:: WHAT IS EXPECTED ::
Quote all entries in full, exactly.

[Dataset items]
▬▬▬▬▬▬▬▬▬▬
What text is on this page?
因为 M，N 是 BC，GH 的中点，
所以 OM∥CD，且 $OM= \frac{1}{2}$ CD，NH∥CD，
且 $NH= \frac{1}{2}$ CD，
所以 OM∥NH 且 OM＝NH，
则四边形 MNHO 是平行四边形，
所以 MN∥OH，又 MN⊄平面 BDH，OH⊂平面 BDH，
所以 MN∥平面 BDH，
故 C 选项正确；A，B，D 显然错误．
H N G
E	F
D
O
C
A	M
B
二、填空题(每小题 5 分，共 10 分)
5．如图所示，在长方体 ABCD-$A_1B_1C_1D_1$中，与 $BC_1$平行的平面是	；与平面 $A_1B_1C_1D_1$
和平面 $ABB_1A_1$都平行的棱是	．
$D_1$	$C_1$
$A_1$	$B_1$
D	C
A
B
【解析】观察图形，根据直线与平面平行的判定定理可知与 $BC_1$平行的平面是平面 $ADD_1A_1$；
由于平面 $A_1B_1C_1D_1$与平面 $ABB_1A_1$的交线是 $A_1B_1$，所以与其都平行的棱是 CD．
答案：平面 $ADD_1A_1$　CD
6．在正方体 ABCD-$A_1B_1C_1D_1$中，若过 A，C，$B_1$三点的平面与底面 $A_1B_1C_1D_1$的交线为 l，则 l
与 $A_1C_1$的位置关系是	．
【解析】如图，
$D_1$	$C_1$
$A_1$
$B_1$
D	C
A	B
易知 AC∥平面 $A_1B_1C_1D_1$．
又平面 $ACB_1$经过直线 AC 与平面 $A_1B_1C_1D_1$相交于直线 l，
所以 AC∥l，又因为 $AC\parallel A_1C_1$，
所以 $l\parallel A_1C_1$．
▬▬▬▬▬▬▬▬▬▬
:: ANSWER FOR THIS EXERCISE ::
What text is on this page?
因为 M，N 是 BC，GH 的中点，
所以 OM∥CD，且 $OM= \frac{1}{2}$ CD，NH∥CD，
且 $NH= \frac{1}{2}$ CD，
所以 OM∥NH 且 OM＝NH，
则四边形 MNHO 是平行四边形，
所以 MN∥OH，又 MN⊄平面 BDH，OH⊂平面 BDH，
所以 MN∥平面 BDH，
故 C 选项正确；A，B，D 显然错误．
H N G
E	F
D
O
C
A	M
B
二、填空题(每小题 5 分，共 10 分)
5．如图所示，在长方体 ABCD-$A_1B_1C_1D_1$中，与 $BC_1$平行的平面是	；与平面 $A_1B_1C_1D_1$
和平面 $ABB_1A_1$都平行的棱是	．
$D_1$	$C_1$
$A_1$	$B_1$
D	C
A
B
【解析】观察图形，根据直线与平面平行的判定定理可知与 $BC_1$平行的平面是平面 $ADD_1A_1$；
由于平面 $A_1B_1C_1D_1$与平面 $ABB_1A_1$的交线是 $A_1B_1$，所以与其都平行的棱是 CD．
答案：平面 $ADD_1A_1$　CD
6．在正方体 ABCD-$A_1B_1C_1D_1$中，若过 A，C，$B_1$三点的平面与底面 $A_1B_1C_1D_1$的交线为 l，则 l
与 $A_1C_1$的位置关系是	．
【解析】如图，
$D_1$	$C_1$
$A_1$
$B_1$
D	C
A	B
易知 AC∥平面 $A_1B_1C_1D_1$．
又平面 $ACB_1$经过直线 AC 与平面 $A_1B_1C_1D_1$相交于直线 l，
所以 AC∥l，又因为 $AC\parallel A_1C_1$，
所以 $l\parallel A_1C_1$．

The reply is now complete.